# WORK INSTRUCTIONS:
Tally the lines of the items that contain the string "trendline", and give only the number.

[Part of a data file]

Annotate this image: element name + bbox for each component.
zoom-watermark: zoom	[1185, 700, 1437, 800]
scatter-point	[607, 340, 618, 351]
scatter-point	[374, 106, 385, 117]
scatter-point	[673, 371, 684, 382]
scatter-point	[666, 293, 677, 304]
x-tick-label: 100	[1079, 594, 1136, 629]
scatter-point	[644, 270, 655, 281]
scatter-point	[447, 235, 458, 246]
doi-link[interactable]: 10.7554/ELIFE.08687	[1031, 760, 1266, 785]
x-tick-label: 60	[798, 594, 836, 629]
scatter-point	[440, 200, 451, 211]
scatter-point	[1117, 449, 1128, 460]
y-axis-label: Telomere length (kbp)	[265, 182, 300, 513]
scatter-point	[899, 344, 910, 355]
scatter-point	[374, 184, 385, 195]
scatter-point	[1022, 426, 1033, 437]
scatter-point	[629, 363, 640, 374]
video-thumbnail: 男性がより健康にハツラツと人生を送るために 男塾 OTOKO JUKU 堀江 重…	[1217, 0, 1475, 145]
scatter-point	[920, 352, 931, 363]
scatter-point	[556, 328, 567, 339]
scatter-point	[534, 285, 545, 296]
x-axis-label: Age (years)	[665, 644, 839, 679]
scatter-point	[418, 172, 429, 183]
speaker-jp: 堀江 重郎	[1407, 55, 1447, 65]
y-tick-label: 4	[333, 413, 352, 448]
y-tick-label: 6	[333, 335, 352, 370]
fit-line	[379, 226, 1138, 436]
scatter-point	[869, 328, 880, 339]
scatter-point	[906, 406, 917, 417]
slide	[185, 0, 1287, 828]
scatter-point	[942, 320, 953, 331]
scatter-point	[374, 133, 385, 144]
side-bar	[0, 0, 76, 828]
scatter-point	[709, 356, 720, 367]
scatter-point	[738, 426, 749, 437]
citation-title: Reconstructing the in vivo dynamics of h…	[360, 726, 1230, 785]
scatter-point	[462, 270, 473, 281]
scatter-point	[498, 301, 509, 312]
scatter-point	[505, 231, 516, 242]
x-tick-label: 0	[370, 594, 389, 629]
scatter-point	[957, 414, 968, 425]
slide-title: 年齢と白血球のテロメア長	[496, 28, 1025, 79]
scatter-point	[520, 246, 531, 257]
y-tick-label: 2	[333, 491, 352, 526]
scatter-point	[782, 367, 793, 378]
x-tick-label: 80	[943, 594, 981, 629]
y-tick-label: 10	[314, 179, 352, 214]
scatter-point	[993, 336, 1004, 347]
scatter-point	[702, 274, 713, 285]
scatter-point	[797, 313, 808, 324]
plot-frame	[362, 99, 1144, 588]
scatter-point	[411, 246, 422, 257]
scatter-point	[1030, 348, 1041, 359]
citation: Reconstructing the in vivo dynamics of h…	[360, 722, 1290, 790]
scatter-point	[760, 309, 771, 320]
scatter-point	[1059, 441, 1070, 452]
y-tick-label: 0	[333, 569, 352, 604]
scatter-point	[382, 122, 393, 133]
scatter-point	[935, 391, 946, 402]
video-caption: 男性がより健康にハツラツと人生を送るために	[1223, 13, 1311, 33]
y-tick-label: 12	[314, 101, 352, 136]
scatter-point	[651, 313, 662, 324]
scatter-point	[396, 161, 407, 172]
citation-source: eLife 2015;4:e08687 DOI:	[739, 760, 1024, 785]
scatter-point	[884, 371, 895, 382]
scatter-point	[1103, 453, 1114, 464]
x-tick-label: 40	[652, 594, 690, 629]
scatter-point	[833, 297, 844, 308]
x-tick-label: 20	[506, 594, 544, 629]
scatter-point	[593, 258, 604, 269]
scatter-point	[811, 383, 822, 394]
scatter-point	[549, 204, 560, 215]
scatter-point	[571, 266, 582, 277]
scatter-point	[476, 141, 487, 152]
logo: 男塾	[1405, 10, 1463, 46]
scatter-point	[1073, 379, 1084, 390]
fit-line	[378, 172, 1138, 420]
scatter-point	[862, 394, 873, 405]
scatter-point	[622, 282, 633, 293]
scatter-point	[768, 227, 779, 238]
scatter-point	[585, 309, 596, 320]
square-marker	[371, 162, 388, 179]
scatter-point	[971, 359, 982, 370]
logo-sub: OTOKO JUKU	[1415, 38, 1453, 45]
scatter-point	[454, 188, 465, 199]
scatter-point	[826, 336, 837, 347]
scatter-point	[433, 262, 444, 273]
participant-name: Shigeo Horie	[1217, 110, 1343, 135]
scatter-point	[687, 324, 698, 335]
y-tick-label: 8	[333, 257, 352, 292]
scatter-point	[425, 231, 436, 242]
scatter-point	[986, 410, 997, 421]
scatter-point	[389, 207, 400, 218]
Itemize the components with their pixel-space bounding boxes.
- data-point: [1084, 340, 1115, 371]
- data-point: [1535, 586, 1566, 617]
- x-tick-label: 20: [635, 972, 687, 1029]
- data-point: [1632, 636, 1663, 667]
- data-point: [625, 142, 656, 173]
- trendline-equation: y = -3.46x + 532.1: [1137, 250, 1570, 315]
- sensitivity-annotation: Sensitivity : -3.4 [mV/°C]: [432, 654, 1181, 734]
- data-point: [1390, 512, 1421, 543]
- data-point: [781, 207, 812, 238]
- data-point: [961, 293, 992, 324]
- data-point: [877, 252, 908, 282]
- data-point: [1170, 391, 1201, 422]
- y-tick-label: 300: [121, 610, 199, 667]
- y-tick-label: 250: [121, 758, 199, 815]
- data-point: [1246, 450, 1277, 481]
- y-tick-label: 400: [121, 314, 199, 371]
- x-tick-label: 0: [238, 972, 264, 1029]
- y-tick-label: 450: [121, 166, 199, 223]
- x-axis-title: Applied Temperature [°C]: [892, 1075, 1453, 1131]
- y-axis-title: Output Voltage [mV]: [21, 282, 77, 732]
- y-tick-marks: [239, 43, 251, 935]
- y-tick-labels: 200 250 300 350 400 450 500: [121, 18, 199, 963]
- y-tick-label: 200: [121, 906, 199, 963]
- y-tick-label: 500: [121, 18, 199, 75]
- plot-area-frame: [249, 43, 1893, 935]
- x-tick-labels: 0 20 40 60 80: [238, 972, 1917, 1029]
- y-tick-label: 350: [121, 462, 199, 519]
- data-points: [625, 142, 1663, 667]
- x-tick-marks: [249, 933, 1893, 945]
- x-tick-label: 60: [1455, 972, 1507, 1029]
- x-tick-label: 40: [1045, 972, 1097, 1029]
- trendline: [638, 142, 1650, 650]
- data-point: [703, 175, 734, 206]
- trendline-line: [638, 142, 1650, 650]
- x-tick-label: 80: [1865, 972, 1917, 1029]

# SOLUTION TO THE EXERCISE:
3